Print all the entries verbatim.

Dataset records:
----
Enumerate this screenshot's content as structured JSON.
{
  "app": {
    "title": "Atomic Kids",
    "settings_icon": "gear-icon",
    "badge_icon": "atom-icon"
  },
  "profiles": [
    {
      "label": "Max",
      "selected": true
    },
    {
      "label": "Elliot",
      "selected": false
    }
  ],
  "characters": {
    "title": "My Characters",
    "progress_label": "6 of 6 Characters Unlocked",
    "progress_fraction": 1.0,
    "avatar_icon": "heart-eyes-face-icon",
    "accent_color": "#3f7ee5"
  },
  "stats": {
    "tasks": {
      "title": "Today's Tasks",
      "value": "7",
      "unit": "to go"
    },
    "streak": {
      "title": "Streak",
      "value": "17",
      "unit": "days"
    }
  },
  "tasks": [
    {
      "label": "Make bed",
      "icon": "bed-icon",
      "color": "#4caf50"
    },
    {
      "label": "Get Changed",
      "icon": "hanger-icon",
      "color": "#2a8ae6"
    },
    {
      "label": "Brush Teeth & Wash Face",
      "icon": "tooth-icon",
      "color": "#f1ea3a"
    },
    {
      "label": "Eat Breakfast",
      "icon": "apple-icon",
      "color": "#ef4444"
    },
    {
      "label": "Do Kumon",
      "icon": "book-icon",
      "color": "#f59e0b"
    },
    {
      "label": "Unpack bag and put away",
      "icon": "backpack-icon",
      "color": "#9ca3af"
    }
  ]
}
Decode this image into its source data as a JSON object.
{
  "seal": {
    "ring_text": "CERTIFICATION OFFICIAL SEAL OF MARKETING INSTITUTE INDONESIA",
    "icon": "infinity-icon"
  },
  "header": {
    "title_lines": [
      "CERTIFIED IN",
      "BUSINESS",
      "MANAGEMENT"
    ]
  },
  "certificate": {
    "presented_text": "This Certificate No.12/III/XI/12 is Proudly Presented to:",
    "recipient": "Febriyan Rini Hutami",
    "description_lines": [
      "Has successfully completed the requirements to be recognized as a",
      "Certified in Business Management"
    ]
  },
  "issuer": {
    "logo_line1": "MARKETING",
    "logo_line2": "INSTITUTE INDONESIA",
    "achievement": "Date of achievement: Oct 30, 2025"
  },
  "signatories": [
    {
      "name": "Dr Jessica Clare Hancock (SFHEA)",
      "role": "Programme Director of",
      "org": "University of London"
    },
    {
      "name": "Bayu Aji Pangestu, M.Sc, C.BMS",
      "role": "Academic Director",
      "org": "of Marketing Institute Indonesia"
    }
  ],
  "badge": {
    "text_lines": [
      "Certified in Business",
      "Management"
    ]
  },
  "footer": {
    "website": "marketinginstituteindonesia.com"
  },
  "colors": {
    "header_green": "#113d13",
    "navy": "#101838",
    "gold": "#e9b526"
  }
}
----
**Solution:**
Enumerate this screenshot's content as structured JSON.
{
  "app": {
    "title": "Atomic Kids",
    "settings_icon": "gear-icon",
    "badge_icon": "atom-icon"
  },
  "profiles": [
    {
      "label": "Max",
      "selected": true
    },
    {
      "label": "Elliot",
      "selected": false
    }
  ],
  "characters": {
    "title": "My Characters",
    "progress_label": "6 of 6 Characters Unlocked",
    "progress_fraction": 1.0,
    "avatar_icon": "heart-eyes-face-icon",
    "accent_color": "#3f7ee5"
  },
  "stats": {
    "tasks": {
      "title": "Today's Tasks",
      "value": "7",
      "unit": "to go"
    },
    "streak": {
      "title": "Streak",
      "value": "17",
      "unit": "days"
    }
  },
  "tasks": [
    {
      "label": "Make bed",
      "icon": "bed-icon",
      "color": "#4caf50"
    },
    {
      "label": "Get Changed",
      "icon": "hanger-icon",
      "color": "#2a8ae6"
    },
    {
      "label": "Brush Teeth & Wash Face",
      "icon": "tooth-icon",
      "color": "#f1ea3a"
    },
    {
      "label": "Eat Breakfast",
      "icon": "apple-icon",
      "color": "#ef4444"
    },
    {
      "label": "Do Kumon",
      "icon": "book-icon",
      "color": "#f59e0b"
    },
    {
      "label": "Unpack bag and put away",
      "icon": "backpack-icon",
      "color": "#9ca3af"
    }
  ]
}
Decode this image into its source data as a JSON object.
{
  "seal": {
    "ring_text": "CERTIFICATION OFFICIAL SEAL OF MARKETING INSTITUTE INDONESIA",
    "icon": "infinity-icon"
  },
  "header": {
    "title_lines": [
      "CERTIFIED IN",
      "BUSINESS",
      "MANAGEMENT"
    ]
  },
  "certificate": {
    "presented_text": "This Certificate No.12/III/XI/12 is Proudly Presented to:",
    "recipient": "Febriyan Rini Hutami",
    "description_lines": [
      "Has successfully completed the requirements to be recognized as a",
      "Certified in Business Management"
    ]
  },
  "issuer": {
    "logo_line1": "MARKETING",
    "logo_line2": "INSTITUTE INDONESIA",
    "achievement": "Date of achievement: Oct 30, 2025"
  },
  "signatories": [
    {
      "name": "Dr Jessica Clare Hancock (SFHEA)",
      "role": "Programme Director of",
      "org": "University of London"
    },
    {
      "name": "Bayu Aji Pangestu, M.Sc, C.BMS",
      "role": "Academic Director",
      "org": "of Marketing Institute Indonesia"
    }
  ],
  "badge": {
    "text_lines": [
      "Certified in Business",
      "Management"
    ]
  },
  "footer": {
    "website": "marketinginstituteindonesia.com"
  },
  "colors": {
    "header_green": "#113d13",
    "navy": "#101838",
    "gold": "#e9b526"
  }
}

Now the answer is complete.